==== Data extract ====

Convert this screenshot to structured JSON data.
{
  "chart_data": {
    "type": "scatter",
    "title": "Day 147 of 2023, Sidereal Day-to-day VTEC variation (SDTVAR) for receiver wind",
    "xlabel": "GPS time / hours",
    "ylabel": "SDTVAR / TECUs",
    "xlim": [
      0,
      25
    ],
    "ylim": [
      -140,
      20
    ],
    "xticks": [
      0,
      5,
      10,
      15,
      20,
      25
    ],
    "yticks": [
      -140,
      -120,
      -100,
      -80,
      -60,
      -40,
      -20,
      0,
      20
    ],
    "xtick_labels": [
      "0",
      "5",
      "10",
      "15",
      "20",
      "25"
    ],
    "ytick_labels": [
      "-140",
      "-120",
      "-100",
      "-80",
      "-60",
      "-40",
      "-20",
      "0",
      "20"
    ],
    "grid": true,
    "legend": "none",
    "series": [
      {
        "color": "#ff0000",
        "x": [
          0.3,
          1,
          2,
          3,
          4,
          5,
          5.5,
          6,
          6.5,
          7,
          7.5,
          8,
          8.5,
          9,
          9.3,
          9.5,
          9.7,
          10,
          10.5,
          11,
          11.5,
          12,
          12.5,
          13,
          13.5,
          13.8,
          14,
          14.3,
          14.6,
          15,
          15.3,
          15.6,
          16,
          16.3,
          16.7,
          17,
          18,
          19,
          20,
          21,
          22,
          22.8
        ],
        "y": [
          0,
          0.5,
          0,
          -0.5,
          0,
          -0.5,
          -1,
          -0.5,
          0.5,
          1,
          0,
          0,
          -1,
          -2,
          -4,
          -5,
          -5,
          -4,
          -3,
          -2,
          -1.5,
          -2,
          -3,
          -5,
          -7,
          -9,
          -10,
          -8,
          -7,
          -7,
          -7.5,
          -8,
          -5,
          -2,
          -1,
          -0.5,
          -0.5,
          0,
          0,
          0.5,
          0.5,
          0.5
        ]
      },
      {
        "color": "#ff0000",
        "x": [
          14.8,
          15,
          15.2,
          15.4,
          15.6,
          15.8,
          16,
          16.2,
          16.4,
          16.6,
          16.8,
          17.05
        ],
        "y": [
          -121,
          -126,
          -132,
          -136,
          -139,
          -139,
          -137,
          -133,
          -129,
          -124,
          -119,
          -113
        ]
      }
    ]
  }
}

====
==== Data extract ====

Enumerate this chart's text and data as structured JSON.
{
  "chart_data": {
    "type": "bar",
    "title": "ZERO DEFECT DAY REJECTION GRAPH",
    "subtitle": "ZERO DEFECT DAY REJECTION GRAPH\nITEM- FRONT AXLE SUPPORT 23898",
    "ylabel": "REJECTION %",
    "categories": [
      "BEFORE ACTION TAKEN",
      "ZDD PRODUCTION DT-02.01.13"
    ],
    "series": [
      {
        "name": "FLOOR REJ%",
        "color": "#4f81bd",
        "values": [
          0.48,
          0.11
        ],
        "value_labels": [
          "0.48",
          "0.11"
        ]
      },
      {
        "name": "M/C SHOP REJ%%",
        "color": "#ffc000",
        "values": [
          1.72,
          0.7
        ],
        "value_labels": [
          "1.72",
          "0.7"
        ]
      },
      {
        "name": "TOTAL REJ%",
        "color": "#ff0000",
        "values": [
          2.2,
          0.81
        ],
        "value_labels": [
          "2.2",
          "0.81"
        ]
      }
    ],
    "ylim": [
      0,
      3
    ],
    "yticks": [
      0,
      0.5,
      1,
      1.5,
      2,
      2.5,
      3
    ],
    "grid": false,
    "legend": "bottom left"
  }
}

====

— What you are asked to do —
Find all lines with "this" in them and copy each one.

— The solution —
Convert this screenshot to structured JSON data.
Enumerate this chart's text and data as structured JSON.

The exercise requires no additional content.